** START Recorded information **

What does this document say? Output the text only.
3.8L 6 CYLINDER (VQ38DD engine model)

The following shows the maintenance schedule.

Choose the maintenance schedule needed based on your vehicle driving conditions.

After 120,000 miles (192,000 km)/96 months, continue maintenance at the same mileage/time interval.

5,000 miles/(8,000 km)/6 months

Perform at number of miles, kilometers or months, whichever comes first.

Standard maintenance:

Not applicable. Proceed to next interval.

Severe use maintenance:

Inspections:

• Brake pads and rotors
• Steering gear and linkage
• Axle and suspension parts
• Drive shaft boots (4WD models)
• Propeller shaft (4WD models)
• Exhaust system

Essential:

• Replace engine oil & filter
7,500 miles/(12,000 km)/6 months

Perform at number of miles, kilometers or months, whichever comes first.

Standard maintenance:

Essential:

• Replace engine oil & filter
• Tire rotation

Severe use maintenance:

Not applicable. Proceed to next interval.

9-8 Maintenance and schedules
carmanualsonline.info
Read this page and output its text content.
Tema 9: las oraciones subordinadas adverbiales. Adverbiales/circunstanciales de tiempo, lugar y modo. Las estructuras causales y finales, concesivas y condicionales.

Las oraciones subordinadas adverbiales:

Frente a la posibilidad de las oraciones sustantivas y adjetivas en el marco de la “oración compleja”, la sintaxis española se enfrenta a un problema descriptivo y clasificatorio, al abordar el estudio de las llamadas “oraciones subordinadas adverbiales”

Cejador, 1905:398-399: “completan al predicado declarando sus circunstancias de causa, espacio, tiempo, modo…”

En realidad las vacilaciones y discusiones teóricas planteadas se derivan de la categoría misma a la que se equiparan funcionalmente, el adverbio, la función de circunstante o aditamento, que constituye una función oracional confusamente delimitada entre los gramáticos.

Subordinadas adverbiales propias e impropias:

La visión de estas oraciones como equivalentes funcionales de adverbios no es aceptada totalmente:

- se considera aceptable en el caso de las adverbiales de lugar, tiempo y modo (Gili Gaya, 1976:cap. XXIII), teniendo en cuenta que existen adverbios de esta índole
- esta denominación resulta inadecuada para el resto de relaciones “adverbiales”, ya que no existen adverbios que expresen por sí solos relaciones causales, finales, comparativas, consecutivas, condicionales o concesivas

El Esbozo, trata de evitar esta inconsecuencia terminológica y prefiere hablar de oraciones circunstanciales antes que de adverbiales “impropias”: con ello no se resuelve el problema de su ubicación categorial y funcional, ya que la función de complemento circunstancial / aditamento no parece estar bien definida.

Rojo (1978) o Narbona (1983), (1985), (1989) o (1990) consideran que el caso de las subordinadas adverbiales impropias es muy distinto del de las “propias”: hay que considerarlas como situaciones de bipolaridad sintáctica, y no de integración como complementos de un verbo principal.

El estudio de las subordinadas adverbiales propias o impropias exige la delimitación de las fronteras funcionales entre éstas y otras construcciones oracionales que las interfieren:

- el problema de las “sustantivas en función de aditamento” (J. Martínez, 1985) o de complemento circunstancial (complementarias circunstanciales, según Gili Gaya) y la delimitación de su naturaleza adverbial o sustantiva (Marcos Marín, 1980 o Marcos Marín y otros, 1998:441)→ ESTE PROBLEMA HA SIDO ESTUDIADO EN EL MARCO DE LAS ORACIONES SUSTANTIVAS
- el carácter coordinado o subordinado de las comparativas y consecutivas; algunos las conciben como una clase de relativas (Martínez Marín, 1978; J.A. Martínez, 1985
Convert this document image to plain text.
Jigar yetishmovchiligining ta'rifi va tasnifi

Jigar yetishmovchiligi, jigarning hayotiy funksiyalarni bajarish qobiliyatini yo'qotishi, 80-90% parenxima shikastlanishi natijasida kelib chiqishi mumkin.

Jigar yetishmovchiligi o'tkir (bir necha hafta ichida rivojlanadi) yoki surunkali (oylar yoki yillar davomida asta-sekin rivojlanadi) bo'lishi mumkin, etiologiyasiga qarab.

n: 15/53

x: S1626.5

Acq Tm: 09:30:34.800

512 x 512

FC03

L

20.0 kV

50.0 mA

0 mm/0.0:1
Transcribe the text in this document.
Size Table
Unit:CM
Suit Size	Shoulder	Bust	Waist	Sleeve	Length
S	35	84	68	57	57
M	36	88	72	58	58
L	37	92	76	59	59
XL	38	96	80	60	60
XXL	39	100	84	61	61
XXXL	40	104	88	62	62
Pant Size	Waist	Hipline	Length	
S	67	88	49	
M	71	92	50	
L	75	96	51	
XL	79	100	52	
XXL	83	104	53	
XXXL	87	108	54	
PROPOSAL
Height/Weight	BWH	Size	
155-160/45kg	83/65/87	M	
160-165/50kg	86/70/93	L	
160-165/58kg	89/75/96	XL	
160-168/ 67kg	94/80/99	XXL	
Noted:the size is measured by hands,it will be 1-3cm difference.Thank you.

** END Recorded information **

Give the entries once more, exactly as they appear.

◆ **The result**:
What does this document say? Output the text only.
3.8L 6 CYLINDER (VQ38DD engine model)

The following shows the maintenance schedule.

Choose the maintenance schedule needed based on your vehicle driving conditions.

After 120,000 miles (192,000 km)/96 months, continue maintenance at the same mileage/time interval.

5,000 miles/(8,000 km)/6 months

Perform at number of miles, kilometers or months, whichever comes first.

Standard maintenance:

Not applicable. Proceed to next interval.

Severe use maintenance:

Inspections:

• Brake pads and rotors
• Steering gear and linkage
• Axle and suspension parts
• Drive shaft boots (4WD models)
• Propeller shaft (4WD models)
• Exhaust system

Essential:

• Replace engine oil & filter
7,500 miles/(12,000 km)/6 months

Perform at number of miles, kilometers or months, whichever comes first.

Standard maintenance:

Essential:

• Replace engine oil & filter
• Tire rotation

Severe use maintenance:

Not applicable. Proceed to next interval.

9-8 Maintenance and schedules
carmanualsonline.info
Read this page and output its text content.
Tema 9: las oraciones subordinadas adverbiales. Adverbiales/circunstanciales de tiempo, lugar y modo. Las estructuras causales y finales, concesivas y condicionales.

Las oraciones subordinadas adverbiales:

Frente a la posibilidad de las oraciones sustantivas y adjetivas en el marco de la “oración compleja”, la sintaxis española se enfrenta a un problema descriptivo y clasificatorio, al abordar el estudio de las llamadas “oraciones subordinadas adverbiales”

Cejador, 1905:398-399: “completan al predicado declarando sus circunstancias de causa, espacio, tiempo, modo…”

En realidad las vacilaciones y discusiones teóricas planteadas se derivan de la categoría misma a la que se equiparan funcionalmente, el adverbio, la función de circunstante o aditamento, que constituye una función oracional confusamente delimitada entre los gramáticos.

Subordinadas adverbiales propias e impropias:

La visión de estas oraciones como equivalentes funcionales de adverbios no es aceptada totalmente:

- se considera aceptable en el caso de las adverbiales de lugar, tiempo y modo (Gili Gaya, 1976:cap. XXIII), teniendo en cuenta que existen adverbios de esta índole
- esta denominación resulta inadecuada para el resto de relaciones “adverbiales”, ya que no existen adverbios que expresen por sí solos relaciones causales, finales, comparativas, consecutivas, condicionales o concesivas

El Esbozo, trata de evitar esta inconsecuencia terminológica y prefiere hablar de oraciones circunstanciales antes que de adverbiales “impropias”: con ello no se resuelve el problema de su ubicación categorial y funcional, ya que la función de complemento circunstancial / aditamento no parece estar bien definida.

Rojo (1978) o Narbona (1983), (1985), (1989) o (1990) consideran que el caso de las subordinadas adverbiales impropias es muy distinto del de las “propias”: hay que considerarlas como situaciones de bipolaridad sintáctica, y no de integración como complementos de un verbo principal.

El estudio de las subordinadas adverbiales propias o impropias exige la delimitación de las fronteras funcionales entre éstas y otras construcciones oracionales que las interfieren:

- el problema de las “sustantivas en función de aditamento” (J. Martínez, 1985) o de complemento circunstancial (complementarias circunstanciales, según Gili Gaya) y la delimitación de su naturaleza adverbial o sustantiva (Marcos Marín, 1980 o Marcos Marín y otros, 1998:441)→ ESTE PROBLEMA HA SIDO ESTUDIADO EN EL MARCO DE LAS ORACIONES SUSTANTIVAS
- el carácter coordinado o subordinado de las comparativas y consecutivas; algunos las conciben como una clase de relativas (Martínez Marín, 1978; J.A. Martínez, 1985
Convert this document image to plain text.
Jigar yetishmovchiligining ta'rifi va tasnifi

Jigar yetishmovchiligi, jigarning hayotiy funksiyalarni bajarish qobiliyatini yo'qotishi, 80-90% parenxima shikastlanishi natijasida kelib chiqishi mumkin.

Jigar yetishmovchiligi o'tkir (bir necha hafta ichida rivojlanadi) yoki surunkali (oylar yoki yillar davomida asta-sekin rivojlanadi) bo'lishi mumkin, etiologiyasiga qarab.

n: 15/53

x: S1626.5

Acq Tm: 09:30:34.800

512 x 512

FC03

L

20.0 kV

50.0 mA

0 mm/0.0:1
Transcribe the text in this document.
Size Table
Unit:CM
Suit Size	Shoulder	Bust	Waist	Sleeve	Length
S	35	84	68	57	57
M	36	88	72	58	58
L	37	92	76	59	59
XL	38	96	80	60	60
XXL	39	100	84	61	61
XXXL	40	104	88	62	62
Pant Size	Waist	Hipline	Length	
S	67	88	49	
M	71	92	50	
L	75	96	51	
XL	79	100	52	
XXL	83	104	53	
XXXL	87	108	54	
PROPOSAL
Height/Weight	BWH	Size	
155-160/45kg	83/65/87	M	
160-165/50kg	86/70/93	L	
160-165/58kg	89/75/96	XL	
160-168/ 67kg	94/80/99	XXL	
Noted:the size is measured by hands,it will be 1-3cm difference.Thank you.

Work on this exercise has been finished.